[Dataset entries]
— BEGIN —

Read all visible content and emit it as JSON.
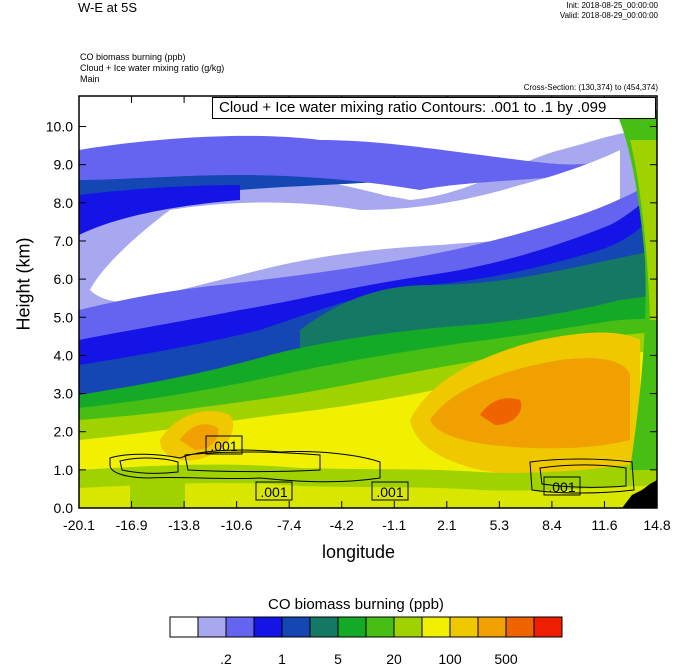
{
  "header": {
    "title": "W-E at 5S",
    "init": "Init: 2018-08-25_00:00:00",
    "valid": "Valid: 2018-08-29_00:00:00",
    "field1": "CO biomass burning   (ppb)",
    "field2": "Cloud + Ice water mixing ratio   (g/kg)",
    "field3": "Main",
    "cross_section": "Cross-Section: (130,374) to (454,374)"
  },
  "chart_data": {
    "type": "heatmap",
    "contour_legend": "Cloud + Ice water mixing ratio Contours: .001 to .1 by .099",
    "contour_labels": [
      ".001",
      ".001",
      ".001",
      ".001"
    ],
    "xlabel": "longitude",
    "ylabel": "Height (km)",
    "x_ticks": [
      "-20.1",
      "-16.9",
      "-13.8",
      "-10.6",
      "-7.4",
      "-4.2",
      "-1.1",
      "2.1",
      "5.3",
      "8.4",
      "11.6",
      "14.8"
    ],
    "y_ticks": [
      "0.0",
      "1.0",
      "2.0",
      "3.0",
      "4.0",
      "5.0",
      "6.0",
      "7.0",
      "8.0",
      "9.0",
      "10.0"
    ],
    "xlim": [
      -20.1,
      14.8
    ],
    "ylim": [
      0,
      10.8
    ],
    "colorbar": {
      "title": "CO biomass burning  (ppb)",
      "colors": [
        "#ffffff",
        "#a8a8f0",
        "#6464f0",
        "#1414e6",
        "#1446b4",
        "#147864",
        "#14aa28",
        "#46be14",
        "#a0d200",
        "#f0f000",
        "#f0c800",
        "#f0a000",
        "#f06400",
        "#f01e00"
      ],
      "labels": [
        ".2",
        "1",
        "5",
        "20",
        "100",
        "500"
      ],
      "label_after_box": [
        2,
        4,
        6,
        8,
        10,
        12
      ]
    }
  }
}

— END —

Without the pictures, return all the records precisely as they stand.

Read all visible content and emit it as JSON.
{
  "header": {
    "title": "W-E at 5S",
    "init": "Init: 2018-08-25_00:00:00",
    "valid": "Valid: 2018-08-29_00:00:00",
    "field1": "CO biomass burning   (ppb)",
    "field2": "Cloud + Ice water mixing ratio   (g/kg)",
    "field3": "Main",
    "cross_section": "Cross-Section: (130,374) to (454,374)"
  },
  "chart_data": {
    "type": "heatmap",
    "contour_legend": "Cloud + Ice water mixing ratio Contours: .001 to .1 by .099",
    "contour_labels": [
      ".001",
      ".001",
      ".001",
      ".001"
    ],
    "xlabel": "longitude",
    "ylabel": "Height (km)",
    "x_ticks": [
      "-20.1",
      "-16.9",
      "-13.8",
      "-10.6",
      "-7.4",
      "-4.2",
      "-1.1",
      "2.1",
      "5.3",
      "8.4",
      "11.6",
      "14.8"
    ],
    "y_ticks": [
      "0.0",
      "1.0",
      "2.0",
      "3.0",
      "4.0",
      "5.0",
      "6.0",
      "7.0",
      "8.0",
      "9.0",
      "10.0"
    ],
    "xlim": [
      -20.1,
      14.8
    ],
    "ylim": [
      0,
      10.8
    ],
    "colorbar": {
      "title": "CO biomass burning  (ppb)",
      "colors": [
        "#ffffff",
        "#a8a8f0",
        "#6464f0",
        "#1414e6",
        "#1446b4",
        "#147864",
        "#14aa28",
        "#46be14",
        "#a0d200",
        "#f0f000",
        "#f0c800",
        "#f0a000",
        "#f06400",
        "#f01e00"
      ],
      "labels": [
        ".2",
        "1",
        "5",
        "20",
        "100",
        "500"
      ],
      "label_after_box": [
        2,
        4,
        6,
        8,
        10,
        12
      ]
    }
  }
}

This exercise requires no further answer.